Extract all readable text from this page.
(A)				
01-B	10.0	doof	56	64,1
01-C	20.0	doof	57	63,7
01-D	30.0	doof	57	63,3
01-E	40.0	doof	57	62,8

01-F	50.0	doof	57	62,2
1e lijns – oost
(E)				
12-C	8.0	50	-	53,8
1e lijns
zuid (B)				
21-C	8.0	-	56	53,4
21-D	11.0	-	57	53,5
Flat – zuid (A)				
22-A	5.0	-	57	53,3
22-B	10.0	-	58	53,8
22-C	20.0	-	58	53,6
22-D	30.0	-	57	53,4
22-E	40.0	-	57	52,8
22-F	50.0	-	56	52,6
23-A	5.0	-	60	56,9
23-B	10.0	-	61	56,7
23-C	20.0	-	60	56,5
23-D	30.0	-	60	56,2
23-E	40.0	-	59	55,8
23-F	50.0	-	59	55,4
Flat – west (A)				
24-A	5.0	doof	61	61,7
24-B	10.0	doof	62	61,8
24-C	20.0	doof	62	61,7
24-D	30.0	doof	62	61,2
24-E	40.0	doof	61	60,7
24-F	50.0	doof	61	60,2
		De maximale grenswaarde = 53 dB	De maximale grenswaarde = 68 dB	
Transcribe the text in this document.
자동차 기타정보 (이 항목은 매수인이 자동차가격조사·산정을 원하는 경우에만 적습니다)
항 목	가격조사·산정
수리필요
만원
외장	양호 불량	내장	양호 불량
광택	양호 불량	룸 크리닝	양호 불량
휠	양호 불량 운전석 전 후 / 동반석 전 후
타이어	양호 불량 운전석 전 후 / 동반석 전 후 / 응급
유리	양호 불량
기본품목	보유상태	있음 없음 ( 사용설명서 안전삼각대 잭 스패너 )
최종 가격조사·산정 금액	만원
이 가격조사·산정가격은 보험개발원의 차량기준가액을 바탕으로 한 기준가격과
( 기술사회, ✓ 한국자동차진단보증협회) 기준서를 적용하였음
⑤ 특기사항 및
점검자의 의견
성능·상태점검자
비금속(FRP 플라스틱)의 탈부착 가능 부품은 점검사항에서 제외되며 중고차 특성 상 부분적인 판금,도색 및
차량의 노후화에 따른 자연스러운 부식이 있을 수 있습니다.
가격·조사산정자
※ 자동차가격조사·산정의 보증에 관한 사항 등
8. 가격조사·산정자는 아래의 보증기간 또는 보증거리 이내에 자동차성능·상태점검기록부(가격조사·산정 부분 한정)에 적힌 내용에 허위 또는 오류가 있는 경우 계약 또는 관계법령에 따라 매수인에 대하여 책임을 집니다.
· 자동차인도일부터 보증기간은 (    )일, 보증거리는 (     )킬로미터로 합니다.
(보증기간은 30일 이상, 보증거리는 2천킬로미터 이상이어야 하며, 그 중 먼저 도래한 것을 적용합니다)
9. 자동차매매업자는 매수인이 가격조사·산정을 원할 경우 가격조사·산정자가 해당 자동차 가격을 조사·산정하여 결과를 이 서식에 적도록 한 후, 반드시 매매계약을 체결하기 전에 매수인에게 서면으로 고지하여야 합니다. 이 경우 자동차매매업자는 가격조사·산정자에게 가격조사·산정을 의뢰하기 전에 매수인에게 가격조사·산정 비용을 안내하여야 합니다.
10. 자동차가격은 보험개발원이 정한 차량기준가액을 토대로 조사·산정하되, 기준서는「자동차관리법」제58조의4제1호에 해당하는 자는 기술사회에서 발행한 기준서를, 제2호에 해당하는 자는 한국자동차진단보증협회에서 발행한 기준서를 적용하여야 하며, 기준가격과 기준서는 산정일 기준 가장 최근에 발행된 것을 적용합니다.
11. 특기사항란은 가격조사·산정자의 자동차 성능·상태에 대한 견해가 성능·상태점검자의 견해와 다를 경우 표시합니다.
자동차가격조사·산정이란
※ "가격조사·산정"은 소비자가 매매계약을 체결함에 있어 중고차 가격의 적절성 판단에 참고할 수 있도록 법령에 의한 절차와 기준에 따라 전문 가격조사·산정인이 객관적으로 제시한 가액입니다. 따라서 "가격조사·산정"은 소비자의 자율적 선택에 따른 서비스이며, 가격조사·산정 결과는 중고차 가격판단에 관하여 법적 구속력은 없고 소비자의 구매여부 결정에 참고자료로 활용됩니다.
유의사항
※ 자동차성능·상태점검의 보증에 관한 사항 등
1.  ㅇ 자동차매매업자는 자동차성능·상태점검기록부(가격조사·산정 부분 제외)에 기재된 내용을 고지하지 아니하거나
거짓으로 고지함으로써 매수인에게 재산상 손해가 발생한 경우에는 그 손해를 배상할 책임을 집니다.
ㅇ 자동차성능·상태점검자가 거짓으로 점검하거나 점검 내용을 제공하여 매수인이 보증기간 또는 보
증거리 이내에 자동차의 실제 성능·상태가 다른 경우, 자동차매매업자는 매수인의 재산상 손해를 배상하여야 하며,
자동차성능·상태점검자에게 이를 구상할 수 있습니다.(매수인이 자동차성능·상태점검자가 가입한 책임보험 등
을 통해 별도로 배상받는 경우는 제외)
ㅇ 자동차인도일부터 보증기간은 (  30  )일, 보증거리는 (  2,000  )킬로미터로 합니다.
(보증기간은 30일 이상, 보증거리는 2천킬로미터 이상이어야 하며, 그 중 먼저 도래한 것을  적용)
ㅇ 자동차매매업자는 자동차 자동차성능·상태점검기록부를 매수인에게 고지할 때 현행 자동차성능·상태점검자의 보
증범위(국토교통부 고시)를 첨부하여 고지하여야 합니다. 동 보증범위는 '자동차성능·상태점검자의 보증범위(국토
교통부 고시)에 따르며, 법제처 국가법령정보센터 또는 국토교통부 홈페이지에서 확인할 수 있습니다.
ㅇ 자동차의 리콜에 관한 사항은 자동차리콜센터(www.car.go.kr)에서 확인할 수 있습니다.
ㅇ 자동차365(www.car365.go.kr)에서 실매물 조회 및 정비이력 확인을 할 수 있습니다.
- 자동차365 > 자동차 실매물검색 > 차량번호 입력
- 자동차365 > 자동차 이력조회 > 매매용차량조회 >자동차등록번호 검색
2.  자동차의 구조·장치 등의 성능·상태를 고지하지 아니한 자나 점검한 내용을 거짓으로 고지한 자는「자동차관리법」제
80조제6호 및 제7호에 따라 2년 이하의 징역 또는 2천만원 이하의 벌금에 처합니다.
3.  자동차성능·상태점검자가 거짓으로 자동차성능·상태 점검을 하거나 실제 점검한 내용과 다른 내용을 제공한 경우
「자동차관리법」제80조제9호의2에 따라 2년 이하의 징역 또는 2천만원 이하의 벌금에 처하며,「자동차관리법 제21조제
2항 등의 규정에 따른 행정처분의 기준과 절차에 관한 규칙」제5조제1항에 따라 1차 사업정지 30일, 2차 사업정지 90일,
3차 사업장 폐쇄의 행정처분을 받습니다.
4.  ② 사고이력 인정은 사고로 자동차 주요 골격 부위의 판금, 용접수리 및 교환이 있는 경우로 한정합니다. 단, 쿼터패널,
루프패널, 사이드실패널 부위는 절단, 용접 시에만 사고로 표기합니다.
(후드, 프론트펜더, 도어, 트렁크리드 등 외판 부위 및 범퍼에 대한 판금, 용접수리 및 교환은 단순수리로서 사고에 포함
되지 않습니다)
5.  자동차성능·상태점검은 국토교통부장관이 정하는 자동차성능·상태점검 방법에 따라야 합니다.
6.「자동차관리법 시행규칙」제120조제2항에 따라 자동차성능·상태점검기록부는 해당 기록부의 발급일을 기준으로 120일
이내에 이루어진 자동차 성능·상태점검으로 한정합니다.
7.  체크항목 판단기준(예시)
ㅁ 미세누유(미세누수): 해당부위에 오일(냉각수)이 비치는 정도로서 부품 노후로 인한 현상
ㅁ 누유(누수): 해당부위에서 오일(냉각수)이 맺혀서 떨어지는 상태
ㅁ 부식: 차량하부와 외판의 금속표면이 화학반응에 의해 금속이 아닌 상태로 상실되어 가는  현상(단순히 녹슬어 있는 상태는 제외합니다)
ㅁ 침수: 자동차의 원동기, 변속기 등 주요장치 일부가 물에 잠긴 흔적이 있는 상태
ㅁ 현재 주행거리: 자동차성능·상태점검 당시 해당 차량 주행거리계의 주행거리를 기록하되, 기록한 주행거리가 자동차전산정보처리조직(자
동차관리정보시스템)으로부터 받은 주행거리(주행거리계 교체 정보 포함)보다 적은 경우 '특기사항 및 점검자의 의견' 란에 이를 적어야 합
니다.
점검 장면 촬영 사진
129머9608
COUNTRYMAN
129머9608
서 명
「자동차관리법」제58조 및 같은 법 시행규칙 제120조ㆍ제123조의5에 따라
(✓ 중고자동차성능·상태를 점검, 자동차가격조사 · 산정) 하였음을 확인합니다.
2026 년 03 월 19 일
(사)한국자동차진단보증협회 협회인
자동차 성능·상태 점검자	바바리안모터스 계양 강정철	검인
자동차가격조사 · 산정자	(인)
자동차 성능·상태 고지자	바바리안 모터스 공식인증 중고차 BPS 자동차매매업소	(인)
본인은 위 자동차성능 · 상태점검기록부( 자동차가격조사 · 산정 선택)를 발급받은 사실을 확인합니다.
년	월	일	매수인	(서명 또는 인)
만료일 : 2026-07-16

########

● **Requirements**:
Return each line in the records that holds the string "있습니다".

● **Output below**:
차량의 노후화에 따른 자연스러운 부식이 있을 수 있습니다.
자동차성능·상태점검자에게 이를 구상할 수 있습니다.(매수인이 자동차성능·상태점검자가 가입한 책임보험 등
교통부 고시)에 따르며, 법제처 국가법령정보센터 또는 국토교통부 홈페이지에서 확인할 수 있습니다.
ㅇ 자동차의 리콜에 관한 사항은 자동차리콜센터(www.car.go.kr)에서 확인할 수 있습니다.
ㅇ 자동차365(www.car365.go.kr)에서 실매물 조회 및 정비이력 확인을 할 수 있습니다.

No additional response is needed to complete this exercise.